-- START Stored records --

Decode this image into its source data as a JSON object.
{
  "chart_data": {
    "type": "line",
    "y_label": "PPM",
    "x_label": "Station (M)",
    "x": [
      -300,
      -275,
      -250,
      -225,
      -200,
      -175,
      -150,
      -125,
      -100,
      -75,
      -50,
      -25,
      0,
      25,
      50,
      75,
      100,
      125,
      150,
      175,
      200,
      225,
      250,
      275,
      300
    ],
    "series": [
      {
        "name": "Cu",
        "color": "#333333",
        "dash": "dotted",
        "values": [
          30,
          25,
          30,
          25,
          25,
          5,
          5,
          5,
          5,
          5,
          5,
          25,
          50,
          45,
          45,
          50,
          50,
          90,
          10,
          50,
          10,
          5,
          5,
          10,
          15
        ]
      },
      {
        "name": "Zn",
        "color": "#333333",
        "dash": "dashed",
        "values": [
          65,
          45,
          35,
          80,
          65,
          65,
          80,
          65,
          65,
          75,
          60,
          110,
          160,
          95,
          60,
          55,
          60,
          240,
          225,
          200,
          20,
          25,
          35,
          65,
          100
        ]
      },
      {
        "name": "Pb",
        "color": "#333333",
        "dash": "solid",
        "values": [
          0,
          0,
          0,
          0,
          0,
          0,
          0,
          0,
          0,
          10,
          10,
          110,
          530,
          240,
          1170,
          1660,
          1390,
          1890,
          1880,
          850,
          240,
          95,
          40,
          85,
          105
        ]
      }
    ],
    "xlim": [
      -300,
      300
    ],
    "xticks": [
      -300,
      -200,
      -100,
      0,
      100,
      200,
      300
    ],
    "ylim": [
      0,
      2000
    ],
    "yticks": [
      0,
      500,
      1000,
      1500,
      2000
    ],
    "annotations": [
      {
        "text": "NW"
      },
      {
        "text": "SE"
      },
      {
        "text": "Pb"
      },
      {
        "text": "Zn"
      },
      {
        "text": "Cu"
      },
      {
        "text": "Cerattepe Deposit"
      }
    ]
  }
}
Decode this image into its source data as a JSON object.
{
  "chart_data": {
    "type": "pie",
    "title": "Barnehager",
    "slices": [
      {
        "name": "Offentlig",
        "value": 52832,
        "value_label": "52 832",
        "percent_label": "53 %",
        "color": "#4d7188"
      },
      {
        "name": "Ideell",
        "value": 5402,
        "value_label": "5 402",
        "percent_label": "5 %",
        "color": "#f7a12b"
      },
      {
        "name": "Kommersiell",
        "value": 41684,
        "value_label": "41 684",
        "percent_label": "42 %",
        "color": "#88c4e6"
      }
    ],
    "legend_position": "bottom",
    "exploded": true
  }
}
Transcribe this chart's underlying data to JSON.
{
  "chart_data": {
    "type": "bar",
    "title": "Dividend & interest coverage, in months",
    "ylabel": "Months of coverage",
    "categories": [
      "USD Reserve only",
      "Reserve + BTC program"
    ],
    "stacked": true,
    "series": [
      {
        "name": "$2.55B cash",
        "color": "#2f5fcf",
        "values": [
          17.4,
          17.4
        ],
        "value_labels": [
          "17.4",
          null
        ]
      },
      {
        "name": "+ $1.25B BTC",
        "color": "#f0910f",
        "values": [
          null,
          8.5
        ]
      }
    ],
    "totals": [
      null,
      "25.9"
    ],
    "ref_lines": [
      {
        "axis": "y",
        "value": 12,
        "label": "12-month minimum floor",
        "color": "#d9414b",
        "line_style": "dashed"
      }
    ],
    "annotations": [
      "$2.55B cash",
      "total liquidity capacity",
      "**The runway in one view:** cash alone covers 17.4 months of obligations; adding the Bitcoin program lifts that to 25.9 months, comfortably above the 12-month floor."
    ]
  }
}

-- END Stored records --

_Exercise aim_
Find the word "cash" and list each line it appears in.

_Written solution_
        "name": "$2.55B cash",
      "$2.55B cash",
      "**The runway in one view:** cash alone covers 17.4 months of obligations; adding the Bitcoin program lifts that to 25.9 months, comfortably above the 12-month floor."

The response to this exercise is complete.